» **Task directions**: Quote all entries exactly, leaving pictures aside.

Collected data:
*****

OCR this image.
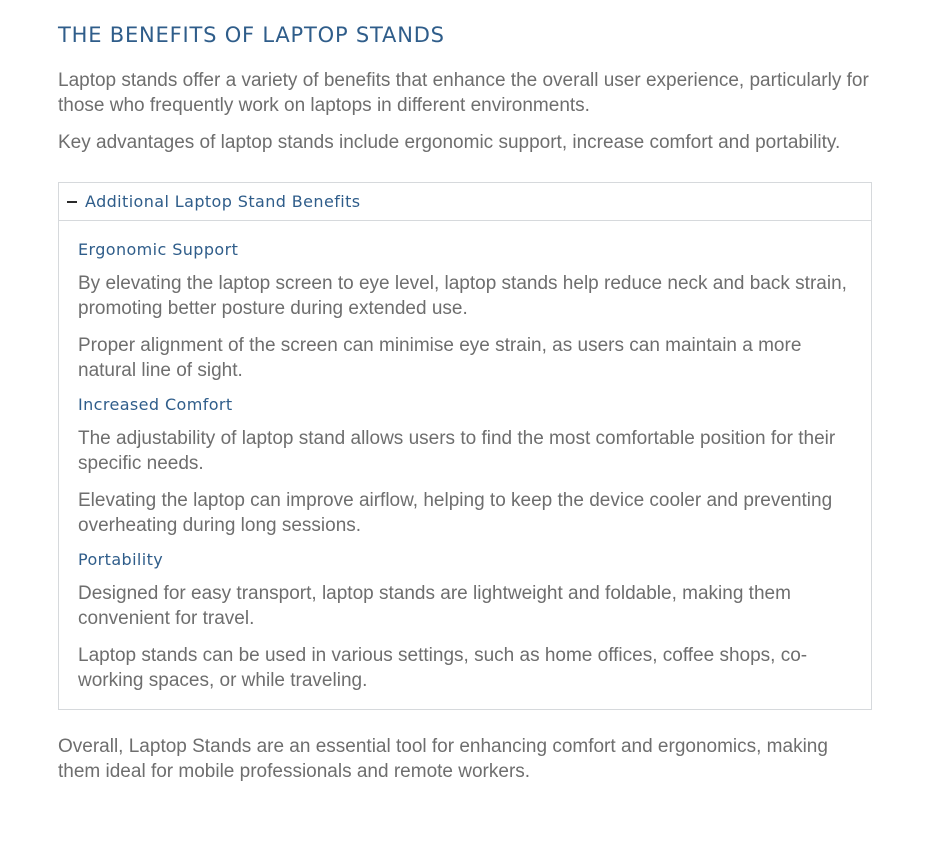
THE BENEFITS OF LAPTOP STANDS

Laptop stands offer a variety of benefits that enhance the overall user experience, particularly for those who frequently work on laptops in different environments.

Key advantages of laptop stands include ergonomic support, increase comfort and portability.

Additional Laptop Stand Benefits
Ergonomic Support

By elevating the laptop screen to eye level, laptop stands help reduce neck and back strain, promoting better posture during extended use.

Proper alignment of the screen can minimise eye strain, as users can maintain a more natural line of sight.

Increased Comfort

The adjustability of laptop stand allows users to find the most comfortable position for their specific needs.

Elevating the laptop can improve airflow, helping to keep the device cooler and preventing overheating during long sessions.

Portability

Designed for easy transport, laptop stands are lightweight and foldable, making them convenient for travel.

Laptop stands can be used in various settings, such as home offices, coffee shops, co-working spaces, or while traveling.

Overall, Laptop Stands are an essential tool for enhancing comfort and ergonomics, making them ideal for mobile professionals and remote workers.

*****

» **The answer**:
OCR this image.
THE BENEFITS OF LAPTOP STANDS

Laptop stands offer a variety of benefits that enhance the overall user experience, particularly for those who frequently work on laptops in different environments.

Key advantages of laptop stands include ergonomic support, increase comfort and portability.

Additional Laptop Stand Benefits
Ergonomic Support

By elevating the laptop screen to eye level, laptop stands help reduce neck and back strain, promoting better posture during extended use.

Proper alignment of the screen can minimise eye strain, as users can maintain a more natural line of sight.

Increased Comfort

The adjustability of laptop stand allows users to find the most comfortable position for their specific needs.

Elevating the laptop can improve airflow, helping to keep the device cooler and preventing overheating during long sessions.

Portability

Designed for easy transport, laptop stands are lightweight and foldable, making them convenient for travel.

Laptop stands can be used in various settings, such as home offices, coffee shops, co-working spaces, or while traveling.

Overall, Laptop Stands are an essential tool for enhancing comfort and ergonomics, making them ideal for mobile professionals and remote workers.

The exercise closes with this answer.